>> start RECORDS FOR PROCESSING

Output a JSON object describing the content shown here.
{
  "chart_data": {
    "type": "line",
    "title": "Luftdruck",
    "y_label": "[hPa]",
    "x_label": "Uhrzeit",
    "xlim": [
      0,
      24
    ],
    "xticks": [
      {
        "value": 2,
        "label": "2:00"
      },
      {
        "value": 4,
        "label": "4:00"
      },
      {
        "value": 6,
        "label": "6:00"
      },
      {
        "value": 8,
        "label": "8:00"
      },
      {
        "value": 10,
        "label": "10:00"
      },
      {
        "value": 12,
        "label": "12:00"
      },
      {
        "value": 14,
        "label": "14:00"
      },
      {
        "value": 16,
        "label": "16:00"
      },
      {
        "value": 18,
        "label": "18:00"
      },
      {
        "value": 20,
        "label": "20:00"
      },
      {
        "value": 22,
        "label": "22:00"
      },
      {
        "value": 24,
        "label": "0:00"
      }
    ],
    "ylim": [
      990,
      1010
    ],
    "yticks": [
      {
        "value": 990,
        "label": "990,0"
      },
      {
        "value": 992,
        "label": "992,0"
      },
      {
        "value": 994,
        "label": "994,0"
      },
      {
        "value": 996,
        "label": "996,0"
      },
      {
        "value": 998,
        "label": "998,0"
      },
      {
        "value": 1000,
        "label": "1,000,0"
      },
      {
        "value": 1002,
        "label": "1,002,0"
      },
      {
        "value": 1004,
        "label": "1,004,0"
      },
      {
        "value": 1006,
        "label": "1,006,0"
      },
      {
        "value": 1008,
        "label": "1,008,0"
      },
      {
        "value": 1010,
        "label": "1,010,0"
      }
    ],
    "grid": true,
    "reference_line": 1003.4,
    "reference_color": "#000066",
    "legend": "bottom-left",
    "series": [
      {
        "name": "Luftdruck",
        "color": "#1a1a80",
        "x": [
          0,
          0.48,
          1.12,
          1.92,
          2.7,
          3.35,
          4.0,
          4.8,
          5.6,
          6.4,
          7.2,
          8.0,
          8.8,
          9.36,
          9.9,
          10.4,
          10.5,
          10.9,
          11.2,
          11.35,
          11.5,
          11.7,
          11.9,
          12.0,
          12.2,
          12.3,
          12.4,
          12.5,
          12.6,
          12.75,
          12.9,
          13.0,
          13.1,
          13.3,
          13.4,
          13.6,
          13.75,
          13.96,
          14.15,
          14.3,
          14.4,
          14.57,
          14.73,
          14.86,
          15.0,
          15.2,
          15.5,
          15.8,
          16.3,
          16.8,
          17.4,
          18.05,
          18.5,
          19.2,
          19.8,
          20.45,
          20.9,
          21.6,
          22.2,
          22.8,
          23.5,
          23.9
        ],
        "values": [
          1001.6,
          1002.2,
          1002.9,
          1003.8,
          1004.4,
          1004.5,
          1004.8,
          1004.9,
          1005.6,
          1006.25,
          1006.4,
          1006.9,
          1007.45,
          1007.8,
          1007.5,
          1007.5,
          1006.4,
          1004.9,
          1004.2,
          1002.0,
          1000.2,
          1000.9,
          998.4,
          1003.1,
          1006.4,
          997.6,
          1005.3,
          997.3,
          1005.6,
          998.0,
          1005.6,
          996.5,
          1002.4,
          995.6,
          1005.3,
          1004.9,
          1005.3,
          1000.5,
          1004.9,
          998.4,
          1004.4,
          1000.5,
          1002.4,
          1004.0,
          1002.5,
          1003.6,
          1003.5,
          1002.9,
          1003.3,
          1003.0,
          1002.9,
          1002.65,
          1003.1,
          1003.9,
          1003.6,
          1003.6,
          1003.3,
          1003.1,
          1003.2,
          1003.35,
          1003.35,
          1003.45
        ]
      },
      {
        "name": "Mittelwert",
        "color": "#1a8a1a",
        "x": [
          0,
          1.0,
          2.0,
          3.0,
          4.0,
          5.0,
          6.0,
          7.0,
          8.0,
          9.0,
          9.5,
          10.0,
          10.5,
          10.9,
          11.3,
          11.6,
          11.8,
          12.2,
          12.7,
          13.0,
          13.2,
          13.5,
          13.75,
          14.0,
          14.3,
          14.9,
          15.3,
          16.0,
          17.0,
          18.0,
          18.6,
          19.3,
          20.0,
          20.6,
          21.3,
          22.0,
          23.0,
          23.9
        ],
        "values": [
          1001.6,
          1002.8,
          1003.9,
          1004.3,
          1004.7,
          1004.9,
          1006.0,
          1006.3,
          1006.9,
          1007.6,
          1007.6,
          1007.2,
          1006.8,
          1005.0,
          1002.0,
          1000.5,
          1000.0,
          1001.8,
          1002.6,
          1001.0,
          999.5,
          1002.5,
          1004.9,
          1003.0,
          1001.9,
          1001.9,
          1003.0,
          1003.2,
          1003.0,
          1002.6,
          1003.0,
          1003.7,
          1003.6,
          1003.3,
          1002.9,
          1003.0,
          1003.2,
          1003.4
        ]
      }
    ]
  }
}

>> end RECORDS FOR PROCESSING

AIM OF THE EXERCISE >>
All of the entries should be written out again exactly.

OUTPUT OF THE EXERCISE >>
Output a JSON object describing the content shown here.
{
  "chart_data": {
    "type": "line",
    "title": "Luftdruck",
    "y_label": "[hPa]",
    "x_label": "Uhrzeit",
    "xlim": [
      0,
      24
    ],
    "xticks": [
      {
        "value": 2,
        "label": "2:00"
      },
      {
        "value": 4,
        "label": "4:00"
      },
      {
        "value": 6,
        "label": "6:00"
      },
      {
        "value": 8,
        "label": "8:00"
      },
      {
        "value": 10,
        "label": "10:00"
      },
      {
        "value": 12,
        "label": "12:00"
      },
      {
        "value": 14,
        "label": "14:00"
      },
      {
        "value": 16,
        "label": "16:00"
      },
      {
        "value": 18,
        "label": "18:00"
      },
      {
        "value": 20,
        "label": "20:00"
      },
      {
        "value": 22,
        "label": "22:00"
      },
      {
        "value": 24,
        "label": "0:00"
      }
    ],
    "ylim": [
      990,
      1010
    ],
    "yticks": [
      {
        "value": 990,
        "label": "990,0"
      },
      {
        "value": 992,
        "label": "992,0"
      },
      {
        "value": 994,
        "label": "994,0"
      },
      {
        "value": 996,
        "label": "996,0"
      },
      {
        "value": 998,
        "label": "998,0"
      },
      {
        "value": 1000,
        "label": "1,000,0"
      },
      {
        "value": 1002,
        "label": "1,002,0"
      },
      {
        "value": 1004,
        "label": "1,004,0"
      },
      {
        "value": 1006,
        "label": "1,006,0"
      },
      {
        "value": 1008,
        "label": "1,008,0"
      },
      {
        "value": 1010,
        "label": "1,010,0"
      }
    ],
    "grid": true,
    "reference_line": 1003.4,
    "reference_color": "#000066",
    "legend": "bottom-left",
    "series": [
      {
        "name": "Luftdruck",
        "color": "#1a1a80",
        "x": [
          0,
          0.48,
          1.12,
          1.92,
          2.7,
          3.35,
          4.0,
          4.8,
          5.6,
          6.4,
          7.2,
          8.0,
          8.8,
          9.36,
          9.9,
          10.4,
          10.5,
          10.9,
          11.2,
          11.35,
          11.5,
          11.7,
          11.9,
          12.0,
          12.2,
          12.3,
          12.4,
          12.5,
          12.6,
          12.75,
          12.9,
          13.0,
          13.1,
          13.3,
          13.4,
          13.6,
          13.75,
          13.96,
          14.15,
          14.3,
          14.4,
          14.57,
          14.73,
          14.86,
          15.0,
          15.2,
          15.5,
          15.8,
          16.3,
          16.8,
          17.4,
          18.05,
          18.5,
          19.2,
          19.8,
          20.45,
          20.9,
          21.6,
          22.2,
          22.8,
          23.5,
          23.9
        ],
        "values": [
          1001.6,
          1002.2,
          1002.9,
          1003.8,
          1004.4,
          1004.5,
          1004.8,
          1004.9,
          1005.6,
          1006.25,
          1006.4,
          1006.9,
          1007.45,
          1007.8,
          1007.5,
          1007.5,
          1006.4,
          1004.9,
          1004.2,
          1002.0,
          1000.2,
          1000.9,
          998.4,
          1003.1,
          1006.4,
          997.6,
          1005.3,
          997.3,
          1005.6,
          998.0,
          1005.6,
          996.5,
          1002.4,
          995.6,
          1005.3,
          1004.9,
          1005.3,
          1000.5,
          1004.9,
          998.4,
          1004.4,
          1000.5,
          1002.4,
          1004.0,
          1002.5,
          1003.6,
          1003.5,
          1002.9,
          1003.3,
          1003.0,
          1002.9,
          1002.65,
          1003.1,
          1003.9,
          1003.6,
          1003.6,
          1003.3,
          1003.1,
          1003.2,
          1003.35,
          1003.35,
          1003.45
        ]
      },
      {
        "name": "Mittelwert",
        "color": "#1a8a1a",
        "x": [
          0,
          1.0,
          2.0,
          3.0,
          4.0,
          5.0,
          6.0,
          7.0,
          8.0,
          9.0,
          9.5,
          10.0,
          10.5,
          10.9,
          11.3,
          11.6,
          11.8,
          12.2,
          12.7,
          13.0,
          13.2,
          13.5,
          13.75,
          14.0,
          14.3,
          14.9,
          15.3,
          16.0,
          17.0,
          18.0,
          18.6,
          19.3,
          20.0,
          20.6,
          21.3,
          22.0,
          23.0,
          23.9
        ],
        "values": [
          1001.6,
          1002.8,
          1003.9,
          1004.3,
          1004.7,
          1004.9,
          1006.0,
          1006.3,
          1006.9,
          1007.6,
          1007.6,
          1007.2,
          1006.8,
          1005.0,
          1002.0,
          1000.5,
          1000.0,
          1001.8,
          1002.6,
          1001.0,
          999.5,
          1002.5,
          1004.9,
          1003.0,
          1001.9,
          1001.9,
          1003.0,
          1003.2,
          1003.0,
          1002.6,
          1003.0,
          1003.7,
          1003.6,
          1003.3,
          1002.9,
          1003.0,
          1003.2,
          1003.4
        ]
      }
    ]
  }
}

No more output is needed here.